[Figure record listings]
* * * * *

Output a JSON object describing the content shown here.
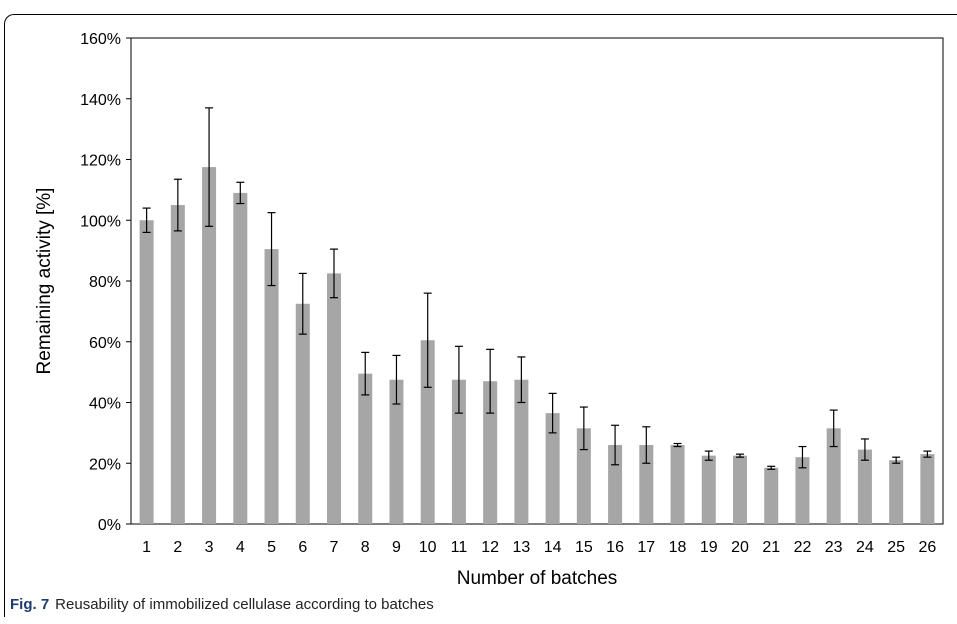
{
  "chart_data": {
    "type": "bar",
    "xlabel": "Number of batches",
    "ylabel": "Remaining activity [%]",
    "ylim": [
      0,
      160
    ],
    "yticks": [
      "0%",
      "20%",
      "40%",
      "60%",
      "80%",
      "100%",
      "120%",
      "140%",
      "160%"
    ],
    "categories": [
      "1",
      "2",
      "3",
      "4",
      "5",
      "6",
      "7",
      "8",
      "9",
      "10",
      "11",
      "12",
      "13",
      "14",
      "15",
      "16",
      "17",
      "18",
      "19",
      "20",
      "21",
      "22",
      "23",
      "24",
      "25",
      "26"
    ],
    "series": [
      {
        "values": [
          100,
          105,
          117.5,
          109,
          90.5,
          72.5,
          82.5,
          49.5,
          47.5,
          60.5,
          47.5,
          47,
          47.5,
          36.5,
          31.5,
          26,
          26,
          26,
          22.5,
          22.5,
          18.5,
          22,
          31.5,
          24.5,
          21,
          23
        ],
        "errors": [
          4,
          8.5,
          19.5,
          3.5,
          12,
          10,
          8,
          7,
          8,
          15.5,
          11,
          10.5,
          7.5,
          6.5,
          7,
          6.5,
          6,
          0.5,
          1.5,
          0.5,
          0.5,
          3.5,
          6,
          3.5,
          1,
          1
        ]
      }
    ],
    "bar_color": "#a6a6a6",
    "grid": false
  },
  "caption": {
    "label": "Fig. 7",
    "text": "Reusability of immobilized cellulase according to batches"
  }
}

* * * * *

Every line in the data above that contains "batches" needs to be copied.

    "xlabel": "Number of batches",
    "text": "Reusability of immobilized cellulase according to batches"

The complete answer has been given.